## Goal of the exercise
Find the word "Вариант" in the listing; pull out each line holding it.

## Input rows
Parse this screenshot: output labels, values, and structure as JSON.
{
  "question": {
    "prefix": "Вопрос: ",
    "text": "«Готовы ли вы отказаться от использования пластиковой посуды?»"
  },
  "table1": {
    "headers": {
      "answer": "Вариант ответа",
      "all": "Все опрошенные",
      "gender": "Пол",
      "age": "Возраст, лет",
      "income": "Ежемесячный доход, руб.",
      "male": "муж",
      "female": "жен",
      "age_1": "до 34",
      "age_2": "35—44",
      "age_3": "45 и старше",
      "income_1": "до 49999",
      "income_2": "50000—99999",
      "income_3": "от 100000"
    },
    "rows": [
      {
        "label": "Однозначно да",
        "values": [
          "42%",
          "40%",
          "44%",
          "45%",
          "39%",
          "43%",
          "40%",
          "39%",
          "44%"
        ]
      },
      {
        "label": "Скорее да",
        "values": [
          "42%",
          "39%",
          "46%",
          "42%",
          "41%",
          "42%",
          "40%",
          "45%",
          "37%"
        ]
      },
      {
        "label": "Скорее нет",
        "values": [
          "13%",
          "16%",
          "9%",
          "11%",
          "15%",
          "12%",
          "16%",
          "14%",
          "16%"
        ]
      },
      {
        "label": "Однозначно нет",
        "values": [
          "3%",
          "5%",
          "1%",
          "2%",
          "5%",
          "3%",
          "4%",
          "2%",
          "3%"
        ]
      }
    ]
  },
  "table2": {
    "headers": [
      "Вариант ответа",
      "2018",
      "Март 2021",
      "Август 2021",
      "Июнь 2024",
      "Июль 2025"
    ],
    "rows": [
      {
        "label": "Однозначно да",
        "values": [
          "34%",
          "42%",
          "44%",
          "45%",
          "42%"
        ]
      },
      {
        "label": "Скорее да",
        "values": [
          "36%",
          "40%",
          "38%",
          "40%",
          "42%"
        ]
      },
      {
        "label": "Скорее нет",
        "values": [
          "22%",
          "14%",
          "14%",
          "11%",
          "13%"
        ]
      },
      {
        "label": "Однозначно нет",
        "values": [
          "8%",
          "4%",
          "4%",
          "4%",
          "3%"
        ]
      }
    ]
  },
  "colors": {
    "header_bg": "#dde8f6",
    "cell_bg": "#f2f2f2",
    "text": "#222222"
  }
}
==
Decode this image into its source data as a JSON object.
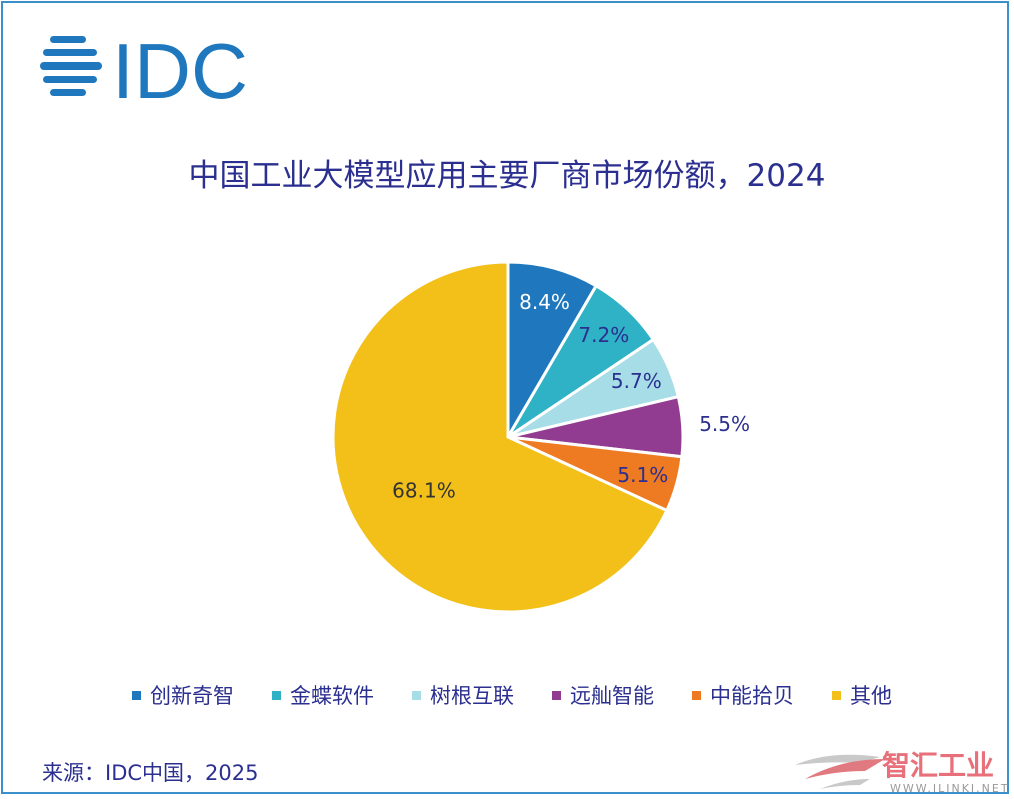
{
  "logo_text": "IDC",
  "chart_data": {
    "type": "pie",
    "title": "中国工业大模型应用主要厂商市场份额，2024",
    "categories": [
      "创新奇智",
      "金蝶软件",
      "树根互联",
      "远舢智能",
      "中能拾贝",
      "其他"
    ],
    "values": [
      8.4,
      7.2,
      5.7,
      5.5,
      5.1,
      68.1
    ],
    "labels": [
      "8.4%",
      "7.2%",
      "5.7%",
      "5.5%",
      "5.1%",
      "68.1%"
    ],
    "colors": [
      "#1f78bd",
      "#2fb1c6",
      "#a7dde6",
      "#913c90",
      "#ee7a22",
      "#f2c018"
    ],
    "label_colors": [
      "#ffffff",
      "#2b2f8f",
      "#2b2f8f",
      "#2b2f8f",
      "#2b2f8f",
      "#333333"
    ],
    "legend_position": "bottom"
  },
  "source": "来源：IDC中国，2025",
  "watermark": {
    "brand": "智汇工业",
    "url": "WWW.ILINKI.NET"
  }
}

## Complete output
      "answer": "Вариант ответа",
      "Вариант ответа",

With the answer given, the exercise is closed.